**Short task**
Check each line of the material. Copy those containing "playing".

**Working data**

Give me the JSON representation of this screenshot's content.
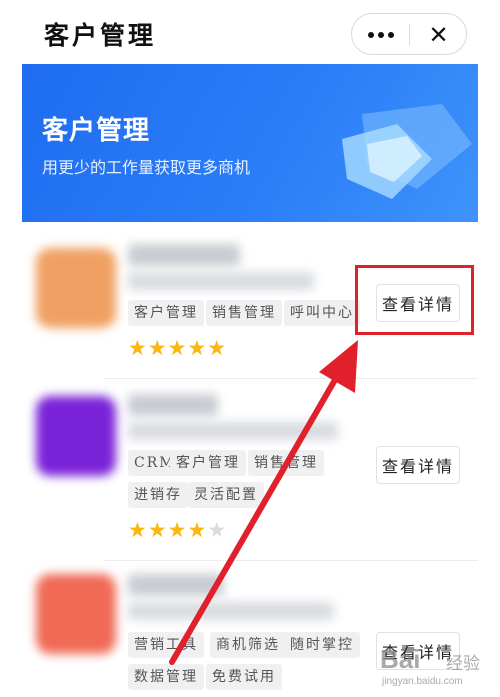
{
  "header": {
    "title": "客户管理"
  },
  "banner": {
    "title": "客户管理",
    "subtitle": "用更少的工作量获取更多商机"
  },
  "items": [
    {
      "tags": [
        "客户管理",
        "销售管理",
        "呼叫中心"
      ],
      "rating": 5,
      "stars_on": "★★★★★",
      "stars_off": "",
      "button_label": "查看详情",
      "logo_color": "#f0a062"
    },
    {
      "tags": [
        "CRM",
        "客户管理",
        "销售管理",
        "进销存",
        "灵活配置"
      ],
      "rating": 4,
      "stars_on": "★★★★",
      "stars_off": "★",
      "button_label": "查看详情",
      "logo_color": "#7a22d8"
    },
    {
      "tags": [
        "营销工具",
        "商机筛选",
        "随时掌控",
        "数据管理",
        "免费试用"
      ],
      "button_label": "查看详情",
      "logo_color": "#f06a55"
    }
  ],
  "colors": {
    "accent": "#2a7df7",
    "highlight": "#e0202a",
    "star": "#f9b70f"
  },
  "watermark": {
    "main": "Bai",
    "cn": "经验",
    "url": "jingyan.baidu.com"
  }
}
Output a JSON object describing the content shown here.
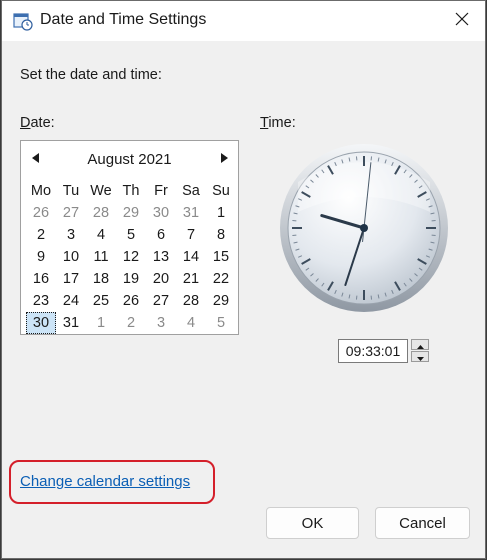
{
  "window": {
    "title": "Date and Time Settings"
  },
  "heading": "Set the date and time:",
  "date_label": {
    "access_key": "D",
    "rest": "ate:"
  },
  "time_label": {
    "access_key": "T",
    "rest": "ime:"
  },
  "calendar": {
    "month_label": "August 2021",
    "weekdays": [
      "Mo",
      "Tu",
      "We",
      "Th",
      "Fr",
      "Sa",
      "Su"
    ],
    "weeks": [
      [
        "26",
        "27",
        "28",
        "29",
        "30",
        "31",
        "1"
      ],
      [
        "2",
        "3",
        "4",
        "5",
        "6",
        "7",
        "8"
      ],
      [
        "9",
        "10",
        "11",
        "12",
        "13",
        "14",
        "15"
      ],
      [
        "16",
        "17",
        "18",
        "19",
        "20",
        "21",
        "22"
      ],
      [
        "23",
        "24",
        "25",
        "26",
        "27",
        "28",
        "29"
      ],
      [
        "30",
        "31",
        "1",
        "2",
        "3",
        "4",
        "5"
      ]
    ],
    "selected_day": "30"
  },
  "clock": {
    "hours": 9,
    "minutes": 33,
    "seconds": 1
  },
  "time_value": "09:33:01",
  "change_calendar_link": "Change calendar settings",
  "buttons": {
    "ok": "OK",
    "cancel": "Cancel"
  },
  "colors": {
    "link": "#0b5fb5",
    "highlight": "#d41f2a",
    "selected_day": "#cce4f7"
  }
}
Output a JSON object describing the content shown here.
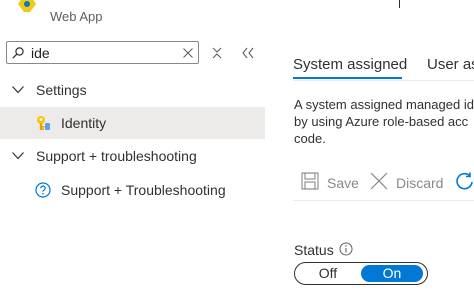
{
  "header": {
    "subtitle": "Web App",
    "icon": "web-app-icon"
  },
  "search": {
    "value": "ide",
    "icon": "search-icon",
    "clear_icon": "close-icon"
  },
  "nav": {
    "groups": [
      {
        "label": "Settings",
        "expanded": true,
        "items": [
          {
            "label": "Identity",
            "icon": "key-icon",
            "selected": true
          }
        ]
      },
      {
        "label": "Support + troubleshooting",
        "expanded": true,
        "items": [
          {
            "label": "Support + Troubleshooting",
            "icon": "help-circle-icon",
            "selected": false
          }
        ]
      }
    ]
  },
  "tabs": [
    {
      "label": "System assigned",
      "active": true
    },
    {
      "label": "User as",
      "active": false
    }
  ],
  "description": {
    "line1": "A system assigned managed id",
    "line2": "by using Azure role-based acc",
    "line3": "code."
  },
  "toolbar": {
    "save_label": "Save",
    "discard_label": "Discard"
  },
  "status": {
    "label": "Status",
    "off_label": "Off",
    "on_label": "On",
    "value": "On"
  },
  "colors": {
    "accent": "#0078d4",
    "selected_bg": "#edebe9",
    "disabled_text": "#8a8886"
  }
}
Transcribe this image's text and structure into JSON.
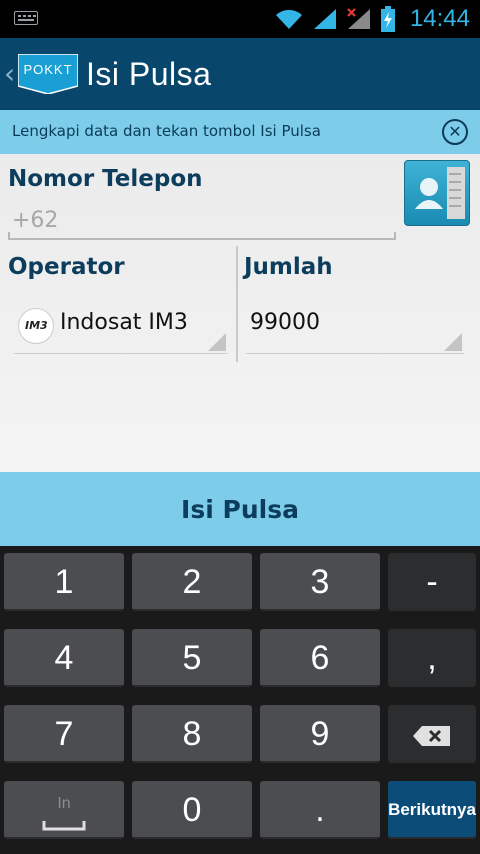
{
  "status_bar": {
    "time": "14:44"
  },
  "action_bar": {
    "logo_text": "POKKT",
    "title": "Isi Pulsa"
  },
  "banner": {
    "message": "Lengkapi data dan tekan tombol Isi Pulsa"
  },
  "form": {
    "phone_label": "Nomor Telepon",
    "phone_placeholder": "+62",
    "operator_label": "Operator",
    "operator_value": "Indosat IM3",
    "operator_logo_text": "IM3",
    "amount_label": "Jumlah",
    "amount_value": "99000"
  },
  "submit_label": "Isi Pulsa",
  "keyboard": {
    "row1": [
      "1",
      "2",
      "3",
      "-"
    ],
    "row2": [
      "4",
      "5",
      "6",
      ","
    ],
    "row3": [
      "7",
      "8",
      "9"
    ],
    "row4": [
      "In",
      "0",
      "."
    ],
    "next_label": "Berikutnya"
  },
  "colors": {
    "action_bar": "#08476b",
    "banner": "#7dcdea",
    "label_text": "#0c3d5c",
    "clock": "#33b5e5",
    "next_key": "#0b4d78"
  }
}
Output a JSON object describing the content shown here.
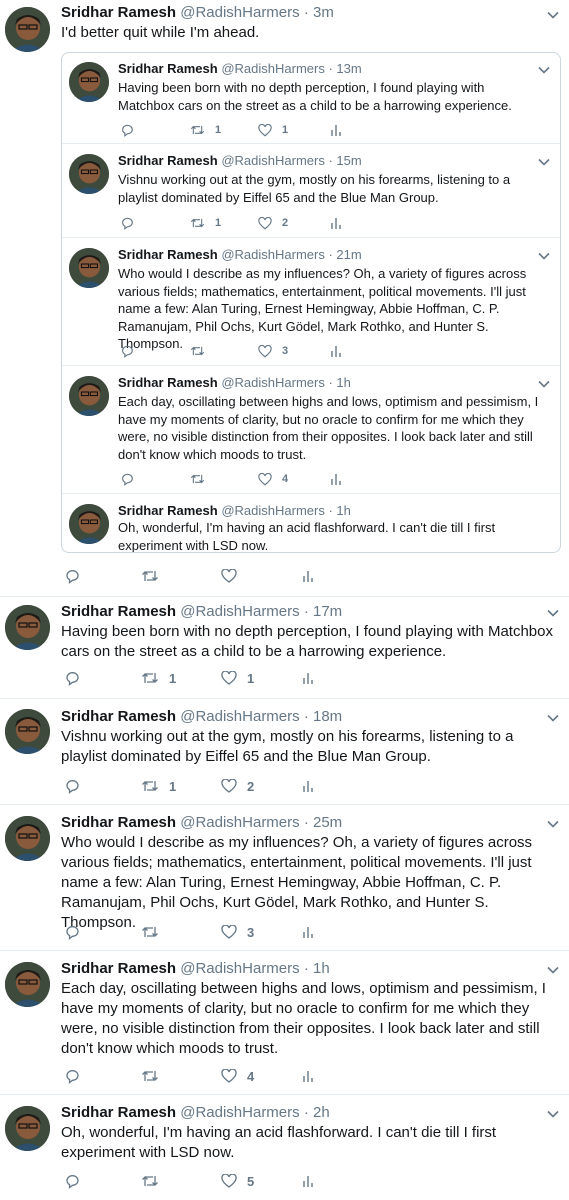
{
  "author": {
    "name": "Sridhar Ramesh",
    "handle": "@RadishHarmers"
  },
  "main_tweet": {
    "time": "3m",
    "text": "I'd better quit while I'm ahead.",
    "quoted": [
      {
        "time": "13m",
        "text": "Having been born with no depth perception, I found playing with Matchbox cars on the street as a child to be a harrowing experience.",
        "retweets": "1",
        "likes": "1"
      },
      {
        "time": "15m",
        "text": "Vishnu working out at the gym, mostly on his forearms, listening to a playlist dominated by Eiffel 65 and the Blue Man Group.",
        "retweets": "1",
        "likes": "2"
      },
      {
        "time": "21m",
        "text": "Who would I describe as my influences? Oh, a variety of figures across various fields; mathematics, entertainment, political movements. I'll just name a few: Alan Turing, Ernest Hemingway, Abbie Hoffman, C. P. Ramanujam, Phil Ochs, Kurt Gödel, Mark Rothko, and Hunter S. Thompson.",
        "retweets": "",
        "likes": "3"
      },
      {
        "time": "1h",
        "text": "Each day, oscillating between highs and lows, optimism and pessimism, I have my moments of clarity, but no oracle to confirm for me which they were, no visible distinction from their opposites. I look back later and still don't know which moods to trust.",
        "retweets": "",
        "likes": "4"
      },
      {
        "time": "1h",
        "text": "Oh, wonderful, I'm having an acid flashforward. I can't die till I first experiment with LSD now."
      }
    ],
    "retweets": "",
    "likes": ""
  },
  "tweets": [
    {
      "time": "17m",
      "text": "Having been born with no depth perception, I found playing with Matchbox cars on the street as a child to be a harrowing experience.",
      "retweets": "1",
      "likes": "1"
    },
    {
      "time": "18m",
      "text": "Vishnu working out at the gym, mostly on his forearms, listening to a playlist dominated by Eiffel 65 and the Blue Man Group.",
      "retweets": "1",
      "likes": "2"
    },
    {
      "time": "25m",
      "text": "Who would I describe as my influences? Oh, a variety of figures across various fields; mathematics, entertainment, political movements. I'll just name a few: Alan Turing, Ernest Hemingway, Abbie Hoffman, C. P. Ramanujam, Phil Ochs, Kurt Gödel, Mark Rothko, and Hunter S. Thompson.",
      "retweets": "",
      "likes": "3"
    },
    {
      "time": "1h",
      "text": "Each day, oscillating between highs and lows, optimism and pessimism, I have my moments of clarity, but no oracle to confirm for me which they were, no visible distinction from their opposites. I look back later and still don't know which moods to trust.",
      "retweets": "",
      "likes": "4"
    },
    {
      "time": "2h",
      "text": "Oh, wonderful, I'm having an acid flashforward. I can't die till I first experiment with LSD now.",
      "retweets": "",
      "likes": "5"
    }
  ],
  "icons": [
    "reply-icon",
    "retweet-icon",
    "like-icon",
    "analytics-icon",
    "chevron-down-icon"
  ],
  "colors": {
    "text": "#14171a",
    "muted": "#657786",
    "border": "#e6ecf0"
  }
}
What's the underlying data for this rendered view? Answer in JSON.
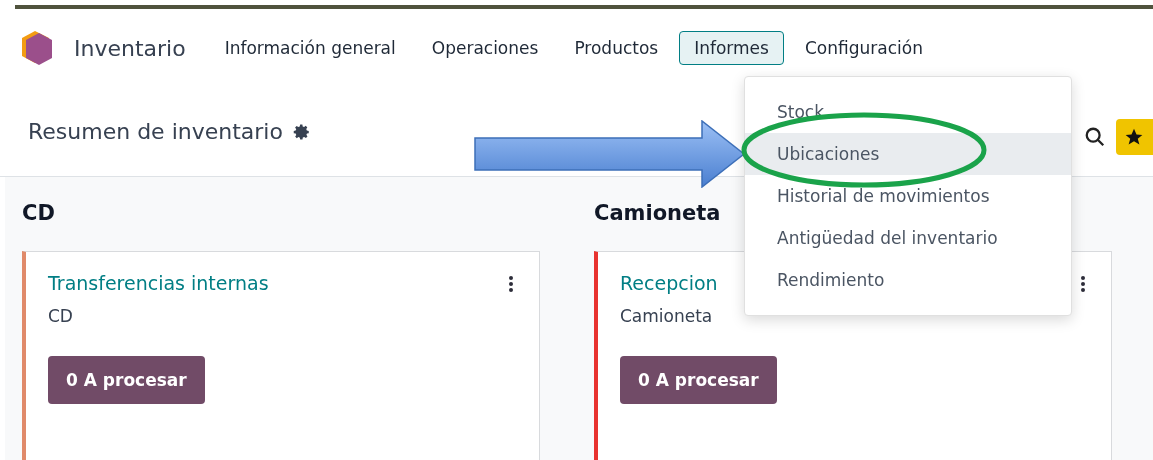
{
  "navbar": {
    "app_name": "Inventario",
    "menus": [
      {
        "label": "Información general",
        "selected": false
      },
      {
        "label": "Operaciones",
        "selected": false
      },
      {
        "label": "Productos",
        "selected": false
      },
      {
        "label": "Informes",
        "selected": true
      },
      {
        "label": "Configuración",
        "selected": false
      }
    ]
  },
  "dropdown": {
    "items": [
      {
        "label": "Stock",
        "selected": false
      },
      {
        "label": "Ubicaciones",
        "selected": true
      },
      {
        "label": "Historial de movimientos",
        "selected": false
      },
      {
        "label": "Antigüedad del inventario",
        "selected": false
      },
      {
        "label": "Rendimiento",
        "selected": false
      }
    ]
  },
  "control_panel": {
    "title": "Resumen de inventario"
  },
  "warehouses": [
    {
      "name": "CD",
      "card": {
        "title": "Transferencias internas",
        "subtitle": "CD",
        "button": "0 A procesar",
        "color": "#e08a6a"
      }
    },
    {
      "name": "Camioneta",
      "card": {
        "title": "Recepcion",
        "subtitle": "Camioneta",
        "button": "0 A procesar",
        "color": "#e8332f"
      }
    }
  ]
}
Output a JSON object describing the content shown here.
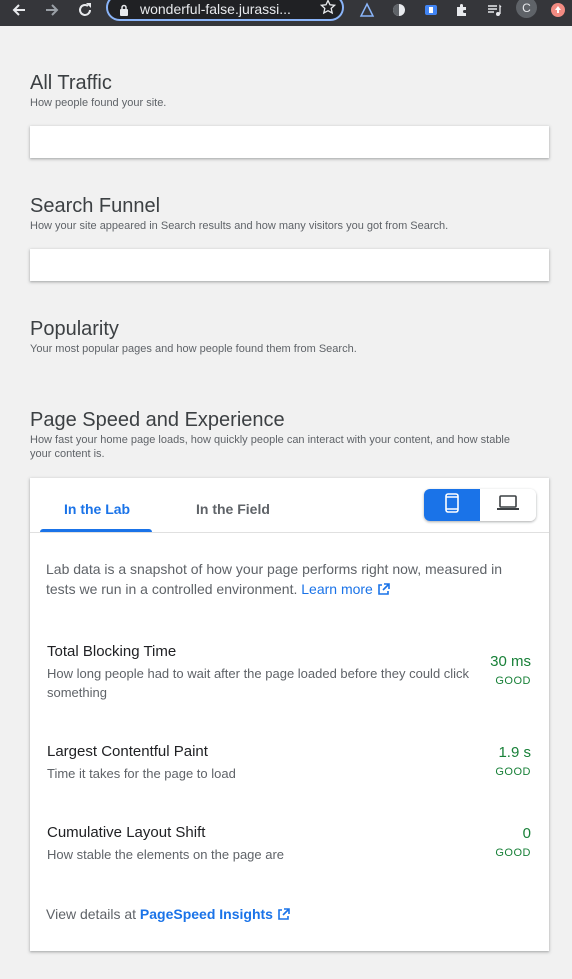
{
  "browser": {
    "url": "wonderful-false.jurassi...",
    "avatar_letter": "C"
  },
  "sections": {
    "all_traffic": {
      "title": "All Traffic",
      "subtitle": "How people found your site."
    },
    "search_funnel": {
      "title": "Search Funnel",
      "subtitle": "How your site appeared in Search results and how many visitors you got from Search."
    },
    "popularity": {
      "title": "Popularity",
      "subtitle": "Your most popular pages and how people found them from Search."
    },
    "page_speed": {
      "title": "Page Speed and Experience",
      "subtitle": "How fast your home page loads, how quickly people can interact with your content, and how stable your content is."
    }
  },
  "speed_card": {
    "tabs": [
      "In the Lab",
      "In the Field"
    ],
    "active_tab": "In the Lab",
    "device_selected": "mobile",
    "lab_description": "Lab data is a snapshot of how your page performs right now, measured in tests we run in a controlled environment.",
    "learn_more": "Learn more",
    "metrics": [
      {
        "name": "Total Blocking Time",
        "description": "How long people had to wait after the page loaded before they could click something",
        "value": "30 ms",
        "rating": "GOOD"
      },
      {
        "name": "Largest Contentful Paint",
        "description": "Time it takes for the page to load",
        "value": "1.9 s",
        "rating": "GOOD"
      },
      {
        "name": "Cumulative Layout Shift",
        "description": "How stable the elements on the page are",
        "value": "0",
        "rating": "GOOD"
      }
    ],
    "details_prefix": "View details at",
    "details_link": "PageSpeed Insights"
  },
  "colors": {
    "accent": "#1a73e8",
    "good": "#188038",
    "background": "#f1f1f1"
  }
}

**Result of this exercise**
        "text": "Having been born with no depth perception, I found playing with Matchbox cars on the street as a child to be a harrowing experience.",
      "text": "Having been born with no depth perception, I found playing with Matchbox cars on the street as a child to be a harrowing experience.",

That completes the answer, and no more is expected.